Description of the task — Repeat the material in full. Keep every line exactly as it is.

Begin Data to use

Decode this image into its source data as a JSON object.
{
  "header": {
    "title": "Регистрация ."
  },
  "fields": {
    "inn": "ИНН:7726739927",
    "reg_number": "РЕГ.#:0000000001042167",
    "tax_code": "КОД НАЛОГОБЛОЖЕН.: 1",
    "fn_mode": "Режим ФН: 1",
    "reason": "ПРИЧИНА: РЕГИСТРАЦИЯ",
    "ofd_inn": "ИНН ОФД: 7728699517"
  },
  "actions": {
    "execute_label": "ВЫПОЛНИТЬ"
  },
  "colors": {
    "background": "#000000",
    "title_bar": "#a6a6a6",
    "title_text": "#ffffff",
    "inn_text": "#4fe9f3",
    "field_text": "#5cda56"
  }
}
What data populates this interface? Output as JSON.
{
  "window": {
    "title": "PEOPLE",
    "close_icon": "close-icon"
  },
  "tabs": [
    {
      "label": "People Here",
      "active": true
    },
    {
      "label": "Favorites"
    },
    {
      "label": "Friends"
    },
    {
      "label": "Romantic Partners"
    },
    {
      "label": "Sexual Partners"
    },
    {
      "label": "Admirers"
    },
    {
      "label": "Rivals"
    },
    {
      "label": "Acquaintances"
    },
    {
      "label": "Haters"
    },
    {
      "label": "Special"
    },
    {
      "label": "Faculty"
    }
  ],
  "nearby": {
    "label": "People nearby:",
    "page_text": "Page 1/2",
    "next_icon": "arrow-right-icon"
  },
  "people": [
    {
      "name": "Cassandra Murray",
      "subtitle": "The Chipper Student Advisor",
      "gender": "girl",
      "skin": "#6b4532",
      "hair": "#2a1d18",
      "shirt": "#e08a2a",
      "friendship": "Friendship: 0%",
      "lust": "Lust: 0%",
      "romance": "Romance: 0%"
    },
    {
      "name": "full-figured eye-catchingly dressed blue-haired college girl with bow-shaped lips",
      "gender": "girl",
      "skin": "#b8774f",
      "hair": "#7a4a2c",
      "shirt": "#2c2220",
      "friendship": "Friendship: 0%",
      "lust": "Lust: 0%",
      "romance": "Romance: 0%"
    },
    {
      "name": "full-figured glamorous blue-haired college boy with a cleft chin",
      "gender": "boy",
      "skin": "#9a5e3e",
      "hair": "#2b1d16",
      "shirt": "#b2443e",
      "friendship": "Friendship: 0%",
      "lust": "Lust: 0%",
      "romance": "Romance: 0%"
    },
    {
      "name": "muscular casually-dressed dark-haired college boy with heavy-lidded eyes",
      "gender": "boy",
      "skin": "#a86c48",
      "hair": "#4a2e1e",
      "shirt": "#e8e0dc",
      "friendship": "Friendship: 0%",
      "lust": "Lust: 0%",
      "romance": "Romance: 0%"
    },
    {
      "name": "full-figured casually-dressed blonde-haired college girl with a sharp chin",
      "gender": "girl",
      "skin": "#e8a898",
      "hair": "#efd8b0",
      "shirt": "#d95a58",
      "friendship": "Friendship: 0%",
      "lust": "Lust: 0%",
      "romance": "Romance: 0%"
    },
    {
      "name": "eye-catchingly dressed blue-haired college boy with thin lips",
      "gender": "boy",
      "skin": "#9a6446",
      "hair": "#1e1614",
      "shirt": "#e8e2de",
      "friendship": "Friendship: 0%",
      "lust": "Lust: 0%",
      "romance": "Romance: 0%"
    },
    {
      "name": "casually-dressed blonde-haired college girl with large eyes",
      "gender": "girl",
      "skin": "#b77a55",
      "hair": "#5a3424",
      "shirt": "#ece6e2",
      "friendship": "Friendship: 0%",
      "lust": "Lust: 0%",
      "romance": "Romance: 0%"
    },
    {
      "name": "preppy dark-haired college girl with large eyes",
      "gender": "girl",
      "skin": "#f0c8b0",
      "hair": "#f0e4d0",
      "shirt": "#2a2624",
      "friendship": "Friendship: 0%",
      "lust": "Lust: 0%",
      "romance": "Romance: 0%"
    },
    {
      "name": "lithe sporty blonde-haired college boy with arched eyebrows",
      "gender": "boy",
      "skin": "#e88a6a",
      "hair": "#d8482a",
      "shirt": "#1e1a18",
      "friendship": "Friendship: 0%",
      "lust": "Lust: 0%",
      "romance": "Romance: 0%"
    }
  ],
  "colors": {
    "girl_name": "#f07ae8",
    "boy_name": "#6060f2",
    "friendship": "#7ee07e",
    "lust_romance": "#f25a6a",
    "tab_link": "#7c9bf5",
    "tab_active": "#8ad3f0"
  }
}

End Data to use

The answer —
Decode this image into its source data as a JSON object.
{
  "header": {
    "title": "Регистрация ."
  },
  "fields": {
    "inn": "ИНН:7726739927",
    "reg_number": "РЕГ.#:0000000001042167",
    "tax_code": "КОД НАЛОГОБЛОЖЕН.: 1",
    "fn_mode": "Режим ФН: 1",
    "reason": "ПРИЧИНА: РЕГИСТРАЦИЯ",
    "ofd_inn": "ИНН ОФД: 7728699517"
  },
  "actions": {
    "execute_label": "ВЫПОЛНИТЬ"
  },
  "colors": {
    "background": "#000000",
    "title_bar": "#a6a6a6",
    "title_text": "#ffffff",
    "inn_text": "#4fe9f3",
    "field_text": "#5cda56"
  }
}
What data populates this interface? Output as JSON.
{
  "window": {
    "title": "PEOPLE",
    "close_icon": "close-icon"
  },
  "tabs": [
    {
      "label": "People Here",
      "active": true
    },
    {
      "label": "Favorites"
    },
    {
      "label": "Friends"
    },
    {
      "label": "Romantic Partners"
    },
    {
      "label": "Sexual Partners"
    },
    {
      "label": "Admirers"
    },
    {
      "label": "Rivals"
    },
    {
      "label": "Acquaintances"
    },
    {
      "label": "Haters"
    },
    {
      "label": "Special"
    },
    {
      "label": "Faculty"
    }
  ],
  "nearby": {
    "label": "People nearby:",
    "page_text": "Page 1/2",
    "next_icon": "arrow-right-icon"
  },
  "people": [
    {
      "name": "Cassandra Murray",
      "subtitle": "The Chipper Student Advisor",
      "gender": "girl",
      "skin": "#6b4532",
      "hair": "#2a1d18",
      "shirt": "#e08a2a",
      "friendship": "Friendship: 0%",
      "lust": "Lust: 0%",
      "romance": "Romance: 0%"
    },
    {
      "name": "full-figured eye-catchingly dressed blue-haired college girl with bow-shaped lips",
      "gender": "girl",
      "skin": "#b8774f",
      "hair": "#7a4a2c",
      "shirt": "#2c2220",
      "friendship": "Friendship: 0%",
      "lust": "Lust: 0%",
      "romance": "Romance: 0%"
    },
    {
      "name": "full-figured glamorous blue-haired college boy with a cleft chin",
      "gender": "boy",
      "skin": "#9a5e3e",
      "hair": "#2b1d16",
      "shirt": "#b2443e",
      "friendship": "Friendship: 0%",
      "lust": "Lust: 0%",
      "romance": "Romance: 0%"
    },
    {
      "name": "muscular casually-dressed dark-haired college boy with heavy-lidded eyes",
      "gender": "boy",
      "skin": "#a86c48",
      "hair": "#4a2e1e",
      "shirt": "#e8e0dc",
      "friendship": "Friendship: 0%",
      "lust": "Lust: 0%",
      "romance": "Romance: 0%"
    },
    {
      "name": "full-figured casually-dressed blonde-haired college girl with a sharp chin",
      "gender": "girl",
      "skin": "#e8a898",
      "hair": "#efd8b0",
      "shirt": "#d95a58",
      "friendship": "Friendship: 0%",
      "lust": "Lust: 0%",
      "romance": "Romance: 0%"
    },
    {
      "name": "eye-catchingly dressed blue-haired college boy with thin lips",
      "gender": "boy",
      "skin": "#9a6446",
      "hair": "#1e1614",
      "shirt": "#e8e2de",
      "friendship": "Friendship: 0%",
      "lust": "Lust: 0%",
      "romance": "Romance: 0%"
    },
    {
      "name": "casually-dressed blonde-haired college girl with large eyes",
      "gender": "girl",
      "skin": "#b77a55",
      "hair": "#5a3424",
      "shirt": "#ece6e2",
      "friendship": "Friendship: 0%",
      "lust": "Lust: 0%",
      "romance": "Romance: 0%"
    },
    {
      "name": "preppy dark-haired college girl with large eyes",
      "gender": "girl",
      "skin": "#f0c8b0",
      "hair": "#f0e4d0",
      "shirt": "#2a2624",
      "friendship": "Friendship: 0%",
      "lust": "Lust: 0%",
      "romance": "Romance: 0%"
    },
    {
      "name": "lithe sporty blonde-haired college boy with arched eyebrows",
      "gender": "boy",
      "skin": "#e88a6a",
      "hair": "#d8482a",
      "shirt": "#1e1a18",
      "friendship": "Friendship: 0%",
      "lust": "Lust: 0%",
      "romance": "Romance: 0%"
    }
  ],
  "colors": {
    "girl_name": "#f07ae8",
    "boy_name": "#6060f2",
    "friendship": "#7ee07e",
    "lust_romance": "#f25a6a",
    "tab_link": "#7c9bf5",
    "tab_active": "#8ad3f0"
  }
}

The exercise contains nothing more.